begin RAW RECORDS

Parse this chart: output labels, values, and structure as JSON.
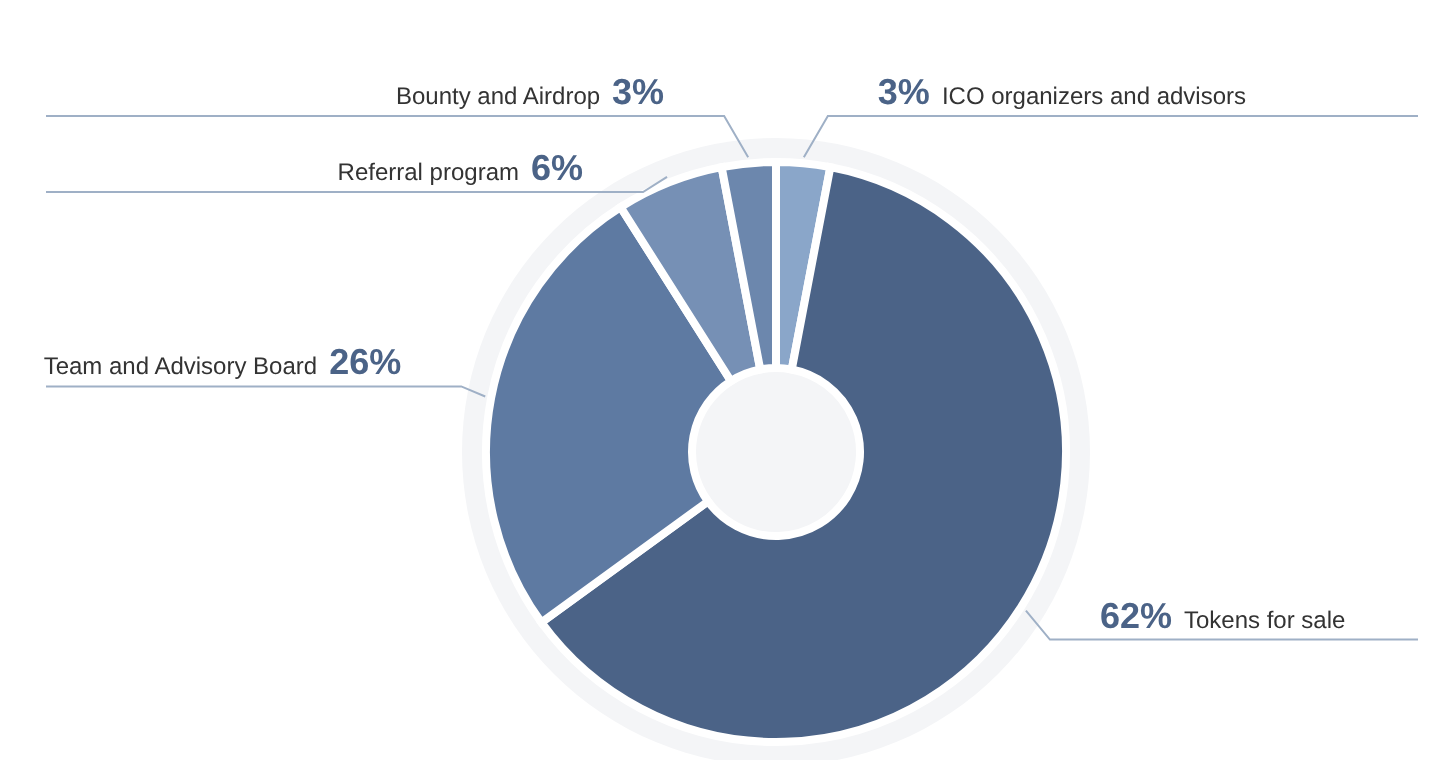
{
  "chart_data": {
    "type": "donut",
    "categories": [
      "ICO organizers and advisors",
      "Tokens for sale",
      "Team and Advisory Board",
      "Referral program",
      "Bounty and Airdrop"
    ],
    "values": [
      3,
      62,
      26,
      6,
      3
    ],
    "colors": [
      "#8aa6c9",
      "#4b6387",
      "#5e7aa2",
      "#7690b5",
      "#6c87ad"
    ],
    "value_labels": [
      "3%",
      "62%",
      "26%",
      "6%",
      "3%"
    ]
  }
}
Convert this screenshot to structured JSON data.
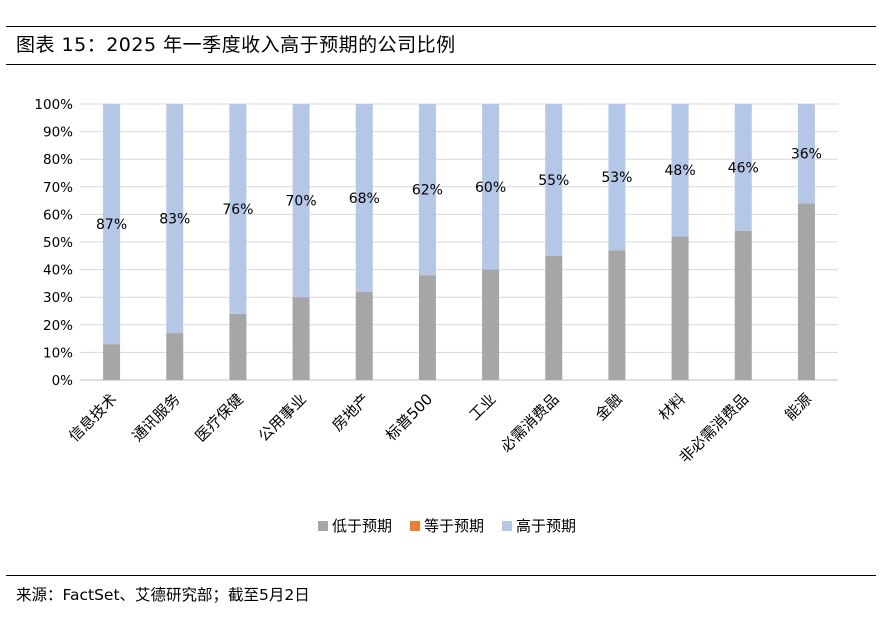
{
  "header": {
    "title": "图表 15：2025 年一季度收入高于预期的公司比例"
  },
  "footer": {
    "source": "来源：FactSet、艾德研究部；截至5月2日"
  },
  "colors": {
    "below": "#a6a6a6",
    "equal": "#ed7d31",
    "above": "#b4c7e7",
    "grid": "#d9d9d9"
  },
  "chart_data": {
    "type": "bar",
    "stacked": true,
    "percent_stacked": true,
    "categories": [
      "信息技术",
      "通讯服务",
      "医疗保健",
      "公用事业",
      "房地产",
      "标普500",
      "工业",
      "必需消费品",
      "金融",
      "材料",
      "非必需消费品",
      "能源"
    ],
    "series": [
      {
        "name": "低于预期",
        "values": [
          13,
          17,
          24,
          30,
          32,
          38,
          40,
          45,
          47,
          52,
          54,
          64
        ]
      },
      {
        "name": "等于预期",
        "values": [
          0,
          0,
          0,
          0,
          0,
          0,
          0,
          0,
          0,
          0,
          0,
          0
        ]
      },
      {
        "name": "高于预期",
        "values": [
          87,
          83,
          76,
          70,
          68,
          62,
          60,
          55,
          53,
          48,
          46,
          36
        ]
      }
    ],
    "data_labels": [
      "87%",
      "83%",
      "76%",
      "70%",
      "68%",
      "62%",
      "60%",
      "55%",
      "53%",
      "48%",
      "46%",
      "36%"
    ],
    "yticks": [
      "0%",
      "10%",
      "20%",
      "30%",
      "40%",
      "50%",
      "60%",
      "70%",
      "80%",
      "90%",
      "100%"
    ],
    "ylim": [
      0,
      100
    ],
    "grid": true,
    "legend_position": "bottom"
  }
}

end RAW RECORDS

WRITTEN EXERCISE: Without the pictures, transcribe the listing above exactly.

SOLUTION FOR THIS TASK:
Parse this chart: output labels, values, and structure as JSON.
{
  "chart_data": {
    "type": "donut",
    "categories": [
      "ICO organizers and advisors",
      "Tokens for sale",
      "Team and Advisory Board",
      "Referral program",
      "Bounty and Airdrop"
    ],
    "values": [
      3,
      62,
      26,
      6,
      3
    ],
    "colors": [
      "#8aa6c9",
      "#4b6387",
      "#5e7aa2",
      "#7690b5",
      "#6c87ad"
    ],
    "value_labels": [
      "3%",
      "62%",
      "26%",
      "6%",
      "3%"
    ]
  }
}
Convert this screenshot to structured JSON data.
{
  "header": {
    "title": "图表 15：2025 年一季度收入高于预期的公司比例"
  },
  "footer": {
    "source": "来源：FactSet、艾德研究部；截至5月2日"
  },
  "colors": {
    "below": "#a6a6a6",
    "equal": "#ed7d31",
    "above": "#b4c7e7",
    "grid": "#d9d9d9"
  },
  "chart_data": {
    "type": "bar",
    "stacked": true,
    "percent_stacked": true,
    "categories": [
      "信息技术",
      "通讯服务",
      "医疗保健",
      "公用事业",
      "房地产",
      "标普500",
      "工业",
      "必需消费品",
      "金融",
      "材料",
      "非必需消费品",
      "能源"
    ],
    "series": [
      {
        "name": "低于预期",
        "values": [
          13,
          17,
          24,
          30,
          32,
          38,
          40,
          45,
          47,
          52,
          54,
          64
        ]
      },
      {
        "name": "等于预期",
        "values": [
          0,
          0,
          0,
          0,
          0,
          0,
          0,
          0,
          0,
          0,
          0,
          0
        ]
      },
      {
        "name": "高于预期",
        "values": [
          87,
          83,
          76,
          70,
          68,
          62,
          60,
          55,
          53,
          48,
          46,
          36
        ]
      }
    ],
    "data_labels": [
      "87%",
      "83%",
      "76%",
      "70%",
      "68%",
      "62%",
      "60%",
      "55%",
      "53%",
      "48%",
      "46%",
      "36%"
    ],
    "yticks": [
      "0%",
      "10%",
      "20%",
      "30%",
      "40%",
      "50%",
      "60%",
      "70%",
      "80%",
      "90%",
      "100%"
    ],
    "ylim": [
      0,
      100
    ],
    "grid": true,
    "legend_position": "bottom"
  }
}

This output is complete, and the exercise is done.